STATED GOAL —
Print the records from the line containing "for every button, label, input, icon, or" through the line containing "speech-abbott <box>107 1397 842 1427</box>", inclusive, and leave the pictures out of your answer.

DATA TO USE —
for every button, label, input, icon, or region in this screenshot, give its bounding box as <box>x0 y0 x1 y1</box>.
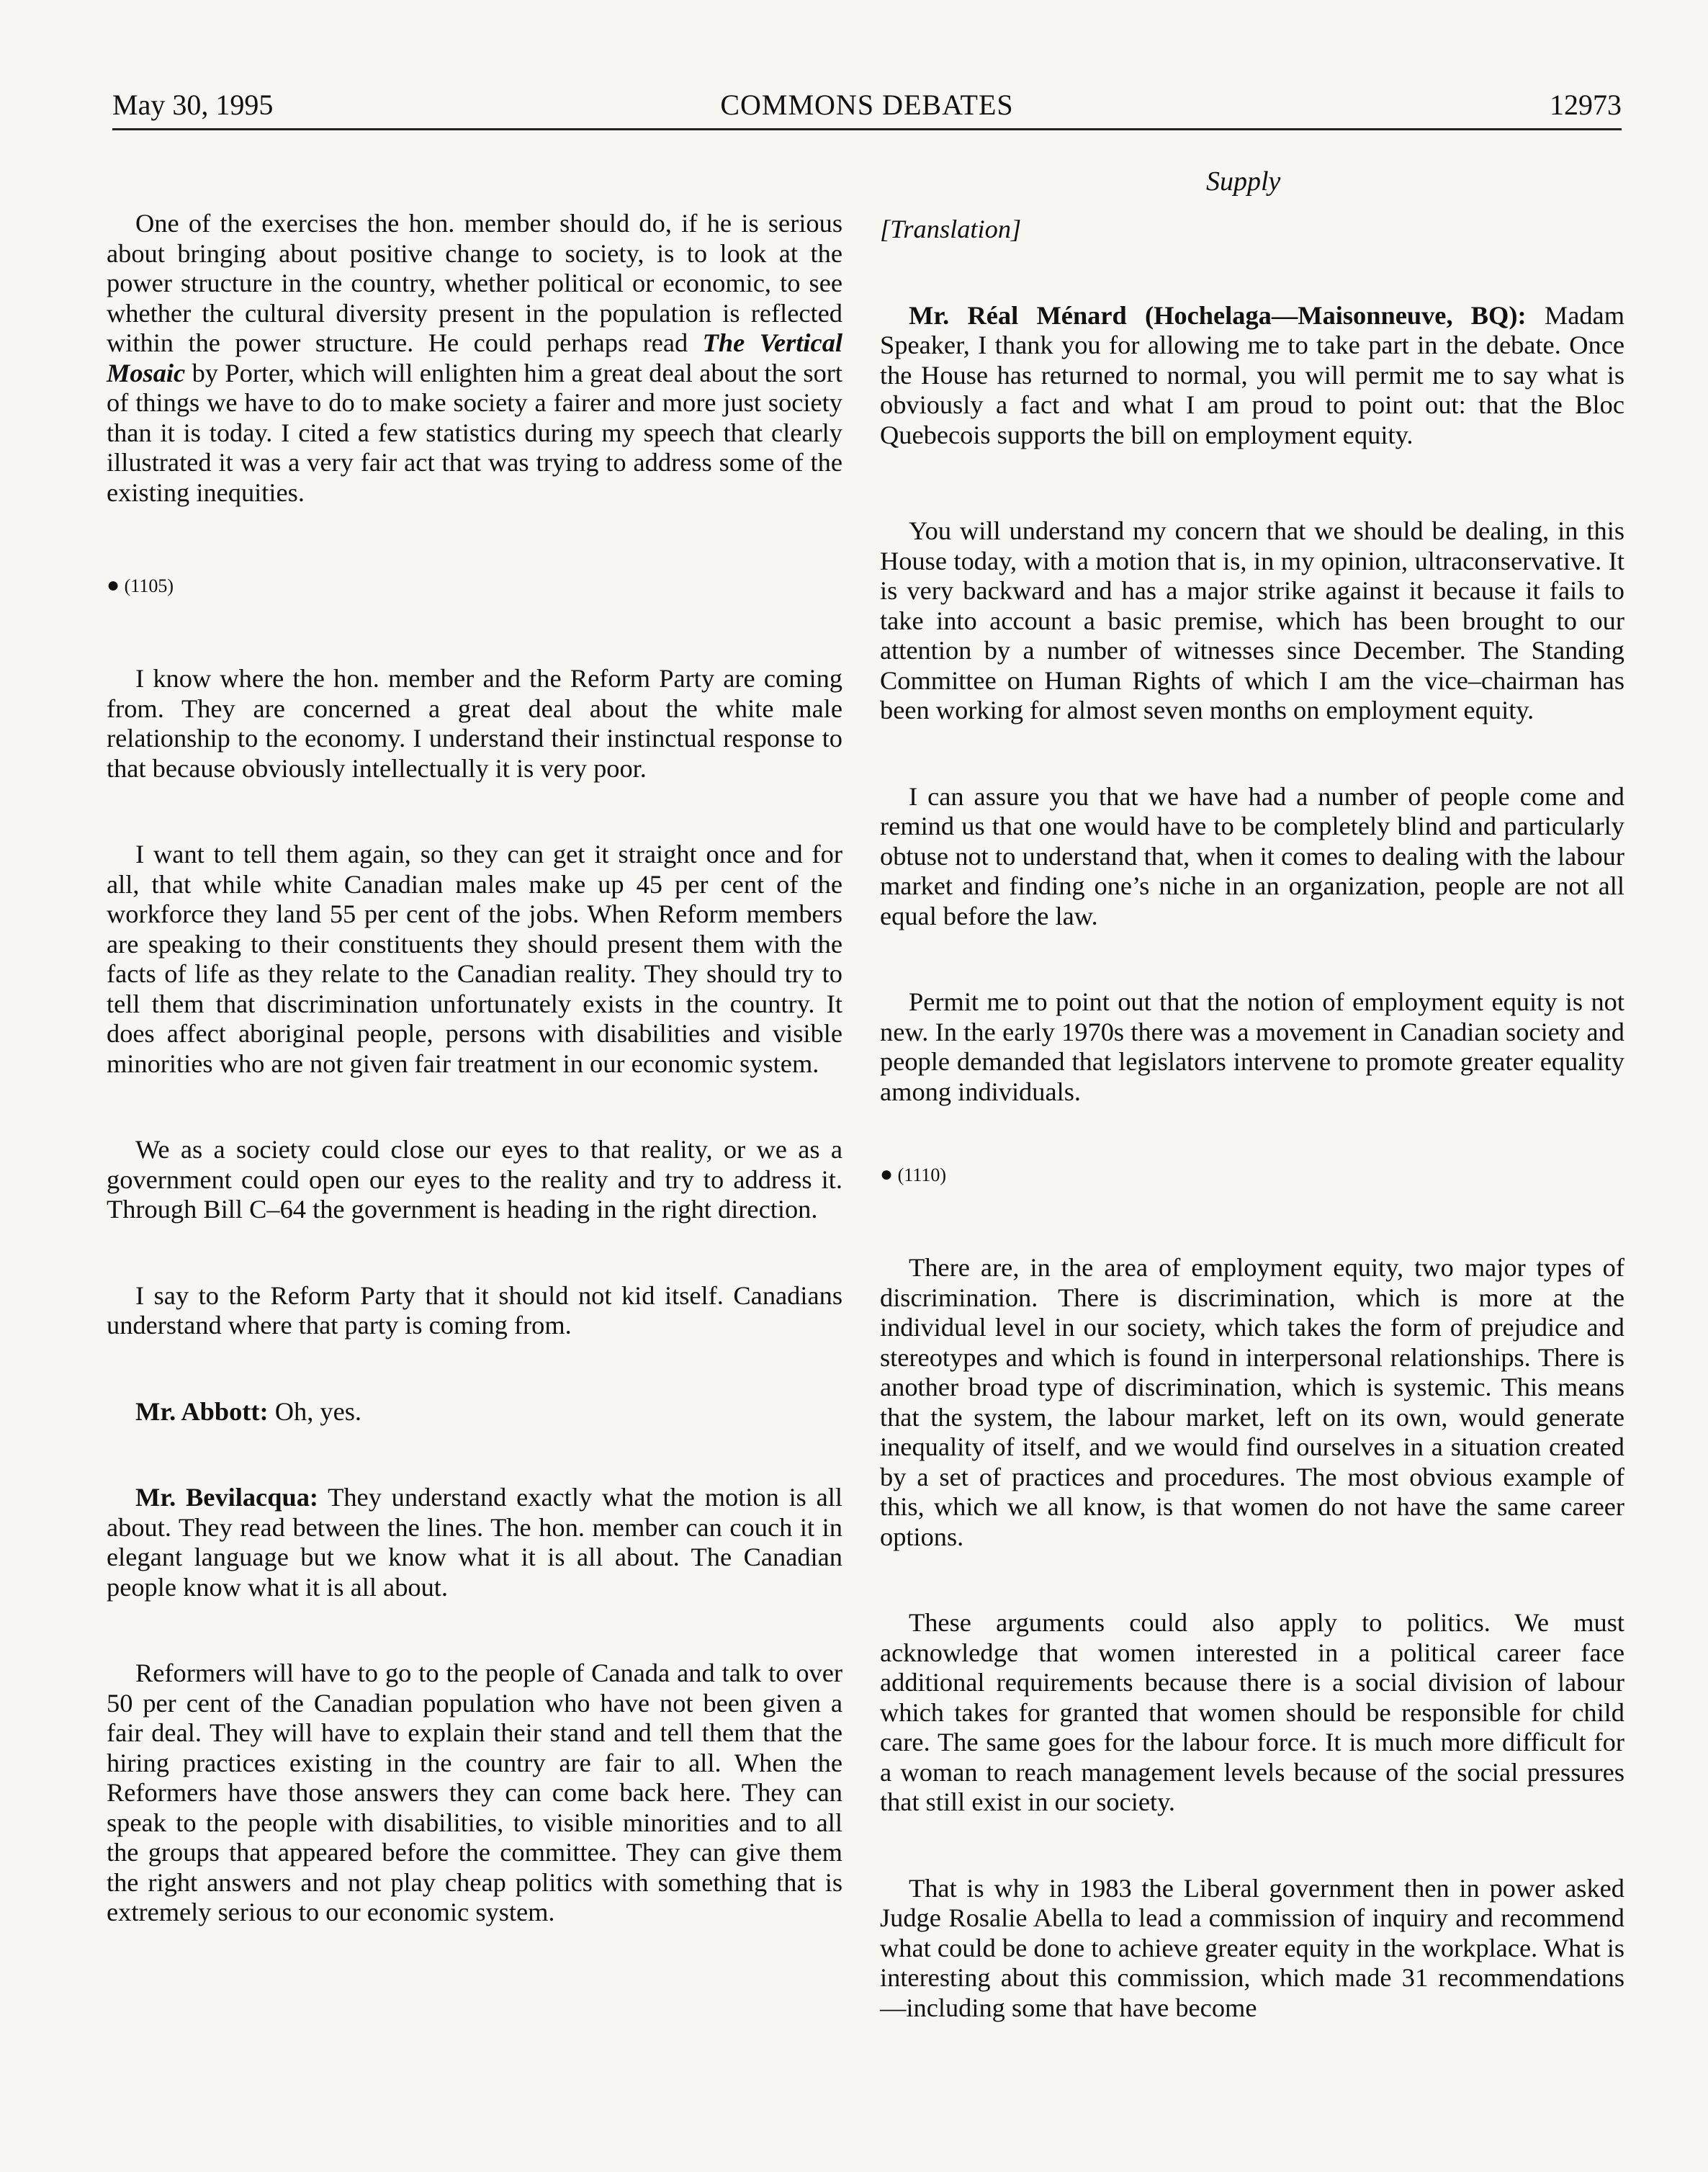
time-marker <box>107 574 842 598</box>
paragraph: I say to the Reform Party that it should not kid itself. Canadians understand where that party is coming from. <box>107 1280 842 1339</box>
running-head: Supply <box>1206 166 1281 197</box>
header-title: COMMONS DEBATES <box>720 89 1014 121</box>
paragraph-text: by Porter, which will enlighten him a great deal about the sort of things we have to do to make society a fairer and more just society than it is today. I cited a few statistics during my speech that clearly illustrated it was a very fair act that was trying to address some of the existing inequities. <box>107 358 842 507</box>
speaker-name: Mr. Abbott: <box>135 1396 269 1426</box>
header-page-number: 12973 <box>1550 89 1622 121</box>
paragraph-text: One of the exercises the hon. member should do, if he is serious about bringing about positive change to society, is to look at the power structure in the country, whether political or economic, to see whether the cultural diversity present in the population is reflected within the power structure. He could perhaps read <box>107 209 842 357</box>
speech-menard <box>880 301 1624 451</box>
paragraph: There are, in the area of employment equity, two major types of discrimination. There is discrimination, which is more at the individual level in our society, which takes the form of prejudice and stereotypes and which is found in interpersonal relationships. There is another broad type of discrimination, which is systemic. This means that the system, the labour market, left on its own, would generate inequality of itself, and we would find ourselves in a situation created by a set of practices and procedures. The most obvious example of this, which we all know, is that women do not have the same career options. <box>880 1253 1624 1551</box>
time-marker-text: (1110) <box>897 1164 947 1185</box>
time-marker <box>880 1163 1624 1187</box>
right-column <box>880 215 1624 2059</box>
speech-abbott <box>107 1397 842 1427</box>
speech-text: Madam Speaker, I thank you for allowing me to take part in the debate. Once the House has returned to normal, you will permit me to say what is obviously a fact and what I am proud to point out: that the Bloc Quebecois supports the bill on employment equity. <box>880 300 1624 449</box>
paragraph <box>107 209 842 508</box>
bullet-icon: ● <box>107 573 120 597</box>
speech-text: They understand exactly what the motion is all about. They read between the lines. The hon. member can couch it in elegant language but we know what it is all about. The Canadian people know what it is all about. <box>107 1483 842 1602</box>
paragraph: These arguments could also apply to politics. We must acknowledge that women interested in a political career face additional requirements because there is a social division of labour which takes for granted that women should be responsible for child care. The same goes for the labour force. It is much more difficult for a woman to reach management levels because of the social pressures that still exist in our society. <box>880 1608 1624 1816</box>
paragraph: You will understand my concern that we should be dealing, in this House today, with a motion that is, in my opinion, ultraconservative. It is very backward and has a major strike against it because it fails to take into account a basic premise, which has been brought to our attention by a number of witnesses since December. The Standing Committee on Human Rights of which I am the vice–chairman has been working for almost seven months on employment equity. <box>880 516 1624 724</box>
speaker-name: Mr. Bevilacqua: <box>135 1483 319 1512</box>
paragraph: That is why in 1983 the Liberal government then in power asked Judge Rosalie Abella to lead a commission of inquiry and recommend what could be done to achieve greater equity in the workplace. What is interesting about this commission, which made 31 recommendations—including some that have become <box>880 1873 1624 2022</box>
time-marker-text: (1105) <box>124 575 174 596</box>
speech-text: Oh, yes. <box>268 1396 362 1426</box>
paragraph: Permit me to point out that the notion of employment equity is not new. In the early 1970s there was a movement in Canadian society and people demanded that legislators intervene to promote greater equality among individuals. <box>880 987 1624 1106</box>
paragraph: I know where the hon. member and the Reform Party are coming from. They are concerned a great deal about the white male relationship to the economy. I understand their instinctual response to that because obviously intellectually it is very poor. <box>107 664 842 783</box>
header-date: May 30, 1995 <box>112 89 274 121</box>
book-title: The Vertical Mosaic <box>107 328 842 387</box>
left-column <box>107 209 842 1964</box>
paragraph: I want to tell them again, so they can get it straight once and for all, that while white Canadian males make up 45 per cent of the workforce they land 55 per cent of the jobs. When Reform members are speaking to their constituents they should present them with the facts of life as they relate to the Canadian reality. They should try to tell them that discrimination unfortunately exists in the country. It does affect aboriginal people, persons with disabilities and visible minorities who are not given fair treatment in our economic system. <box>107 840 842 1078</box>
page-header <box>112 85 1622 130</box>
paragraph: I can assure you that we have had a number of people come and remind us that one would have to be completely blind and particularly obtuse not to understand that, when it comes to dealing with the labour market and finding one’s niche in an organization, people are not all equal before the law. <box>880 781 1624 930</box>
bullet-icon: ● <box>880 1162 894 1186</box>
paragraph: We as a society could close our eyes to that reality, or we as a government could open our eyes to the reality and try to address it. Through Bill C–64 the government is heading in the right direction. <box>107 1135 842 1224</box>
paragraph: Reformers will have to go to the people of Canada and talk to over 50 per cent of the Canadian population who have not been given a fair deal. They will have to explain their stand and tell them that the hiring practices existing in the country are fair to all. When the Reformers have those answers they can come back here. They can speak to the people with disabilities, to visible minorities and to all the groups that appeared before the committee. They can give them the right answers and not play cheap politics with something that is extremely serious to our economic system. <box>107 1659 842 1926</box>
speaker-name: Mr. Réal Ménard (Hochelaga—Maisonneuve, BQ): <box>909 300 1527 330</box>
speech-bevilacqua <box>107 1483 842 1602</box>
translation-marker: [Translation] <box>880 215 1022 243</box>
* * *
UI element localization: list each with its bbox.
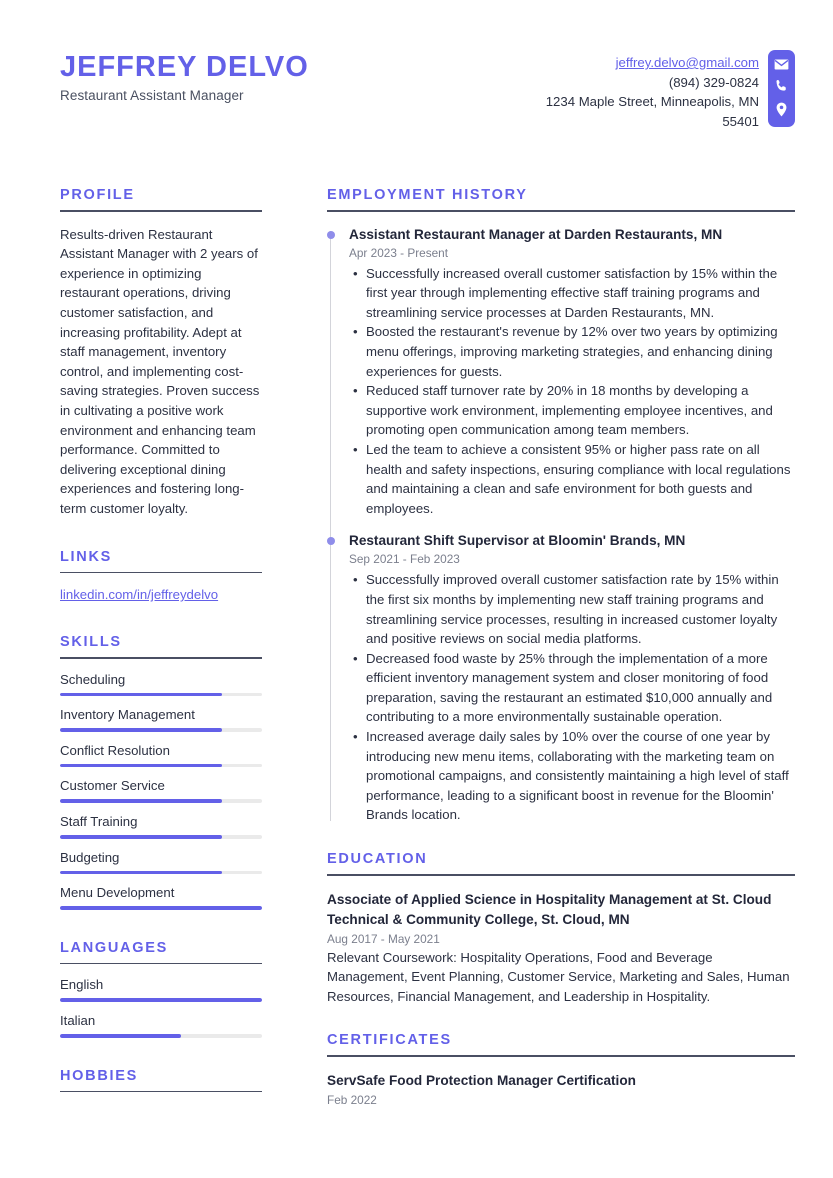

THE COMPLETED TASK —
for every button, label, input, icon, or region in this screenshot, give its bounding box as <box>x0 y0 x1 y1</box>.
time-marker <box>107 574 842 598</box>
paragraph: I say to the Reform Party that it should not kid itself. Canadians understand where that party is coming from. <box>107 1280 842 1339</box>
running-head: Supply <box>1206 166 1281 197</box>
header-title: COMMONS DEBATES <box>720 89 1014 121</box>
paragraph-text: by Porter, which will enlighten him a great deal about the sort of things we have to do to make society a fairer and more just society than it is today. I cited a few statistics during my speech that clearly illustrated it was a very fair act that was trying to address some of the existing inequities. <box>107 358 842 507</box>
speaker-name: Mr. Abbott: <box>135 1396 269 1426</box>
header-page-number: 12973 <box>1550 89 1622 121</box>
paragraph-text: One of the exercises the hon. member should do, if he is serious about bringing about positive change to society, is to look at the power structure in the country, whether political or economic, to see whether the cultural diversity present in the population is reflected within the power structure. He could perhaps read <box>107 209 842 357</box>
speech-menard <box>880 301 1624 451</box>
paragraph: There are, in the area of employment equity, two major types of discrimination. There is discrimination, which is more at the individual level in our society, which takes the form of prejudice and stereotypes and which is found in interpersonal relationships. There is another broad type of discrimination, which is systemic. This means that the system, the labour market, left on its own, would generate inequality of itself, and we would find ourselves in a situation created by a set of practices and procedures. The most obvious example of this, which we all know, is that women do not have the same career options. <box>880 1253 1624 1551</box>
time-marker-text: (1110) <box>897 1164 947 1185</box>
time-marker <box>880 1163 1624 1187</box>
right-column <box>880 215 1624 2059</box>
speech-abbott <box>107 1397 842 1427</box>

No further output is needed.